Search the data for the word "Crargn" and copy every line that contains it.

··· RECORDS PROVIDED ···

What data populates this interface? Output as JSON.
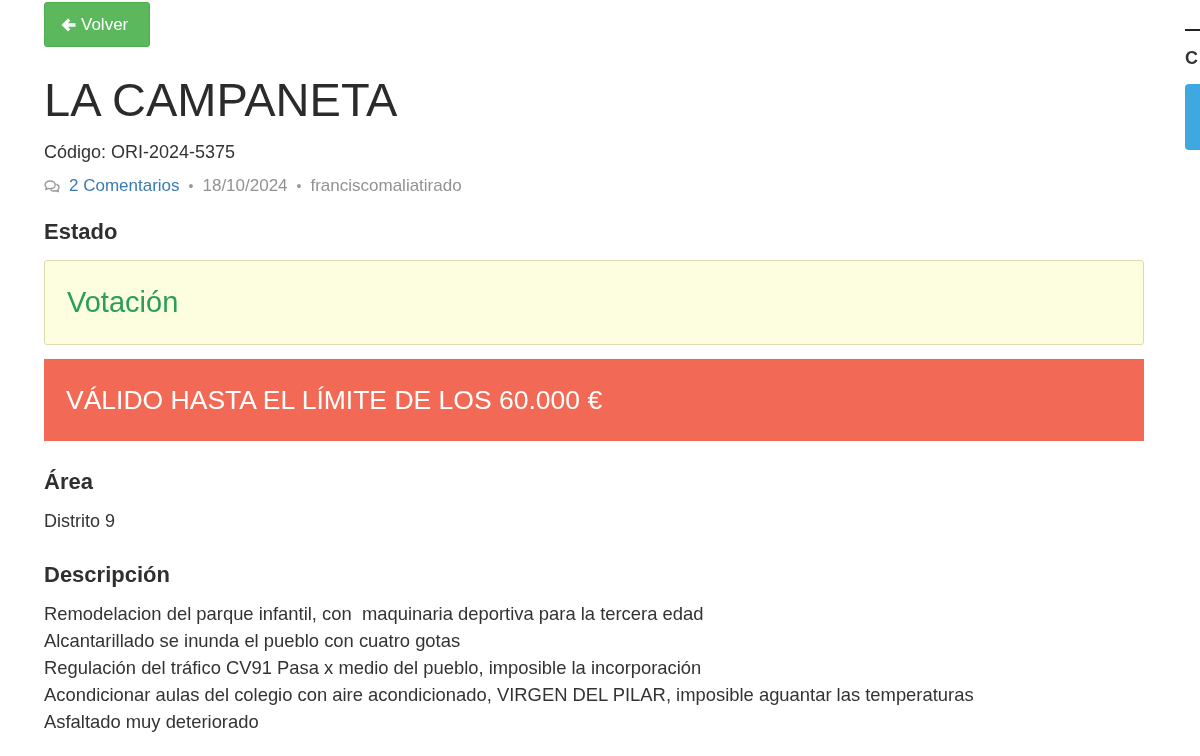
{
  "back_button": {
    "label": "Volver"
  },
  "title": "LA CAMPANETA",
  "code": "Código: ORI-2024-5375",
  "meta": {
    "comments": "2 Comentarios",
    "separator_1": "•",
    "date": "18/10/2024",
    "separator_2": "•",
    "author": "franciscomaliatirado"
  },
  "status": {
    "heading": "Estado",
    "value": "Votación"
  },
  "notice": "VÁLIDO HASTA EL LÍMITE DE LOS 60.000 €",
  "area": {
    "heading": "Área",
    "value": "Distrito 9"
  },
  "description": {
    "heading": "Descripción",
    "lines": [
      "Remodelacion del parque infantil, con  maquinaria deportiva para la tercera edad",
      "Alcantarillado se inunda el pueblo con cuatro gotas",
      "Regulación del tráfico CV91 Pasa x medio del pueblo, imposible la incorporación",
      "Acondicionar aulas del colegio con aire acondicionado, VIRGEN DEL PILAR, imposible aguantar las temperaturas",
      "Asfaltado muy deteriorado"
    ]
  },
  "sidebar": {
    "heading": "C"
  }
}
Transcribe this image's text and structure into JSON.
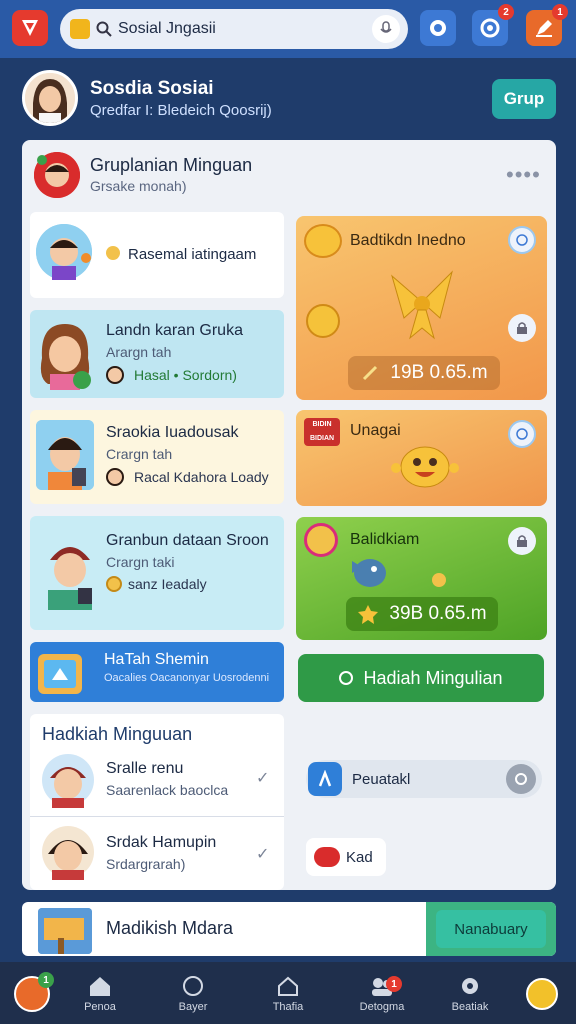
{
  "search": {
    "value": "Sosial Jngasii"
  },
  "topbar": {
    "badge_b": "2",
    "badge_c": "1"
  },
  "profile": {
    "name": "Sosdia Sosiai",
    "subtitle": "Qredfar I: Bledeich Qoosrij)",
    "grup_label": "Grup"
  },
  "group": {
    "title": "Gruplanian Minguan",
    "subtitle": "Grsake monah)",
    "more": "••••"
  },
  "cards": [
    {
      "title": "Rasemal iatingaam"
    },
    {
      "title": "Landn karan Gruka",
      "subtitle": "Arargn tah",
      "line": "Hasal • Sordorn)"
    },
    {
      "title": "Sraokia Iuadousak",
      "subtitle": "Crargn tah",
      "line": "Racal Kdahora Loady"
    },
    {
      "title": "Granbun dataan Sroon",
      "subtitle": "Crargn taki",
      "line": "sanz Ieadaly"
    },
    {
      "title": "HaTah Shemin",
      "subtitle": "Oacalies Oacanonyar Uosrodenni"
    }
  ],
  "rewards": [
    {
      "title": "Badtikdn Inedno",
      "amount": "19B 0.65.m"
    },
    {
      "title": "Unagai",
      "sticker": "BIDIN BIDIAN"
    },
    {
      "title": "Balidkiam",
      "amount": "39B 0.65.m"
    }
  ],
  "hadiah_button": "Hadiah Mingulian",
  "weekly": {
    "title": "Hadkiah Minguuan",
    "items": [
      {
        "name": "Sralle renu",
        "sub": "Saarenlack baoclca"
      },
      {
        "name": "Srdak Hamupin",
        "sub": "Srdargrarah)"
      }
    ]
  },
  "side": {
    "feed_label": "Peuatakl",
    "kad_label": "Kad"
  },
  "banner": {
    "text": "Madikish Mdara",
    "button": "Nanabuary"
  },
  "nav": {
    "items": [
      {
        "label": "Penoa"
      },
      {
        "label": "Bayer"
      },
      {
        "label": "Thafia"
      },
      {
        "label": "Detogma",
        "badge": "1"
      },
      {
        "label": "Beatiak"
      }
    ],
    "profile_badge": "1"
  },
  "colors": {
    "accent": "#2a5aa6",
    "green": "#2f9a47",
    "orange": "#f2974a",
    "teal": "#26a7a5"
  }
}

···

THE REPLY:
      "subtitle": "Crargn tah",
      "subtitle": "Crargn taki",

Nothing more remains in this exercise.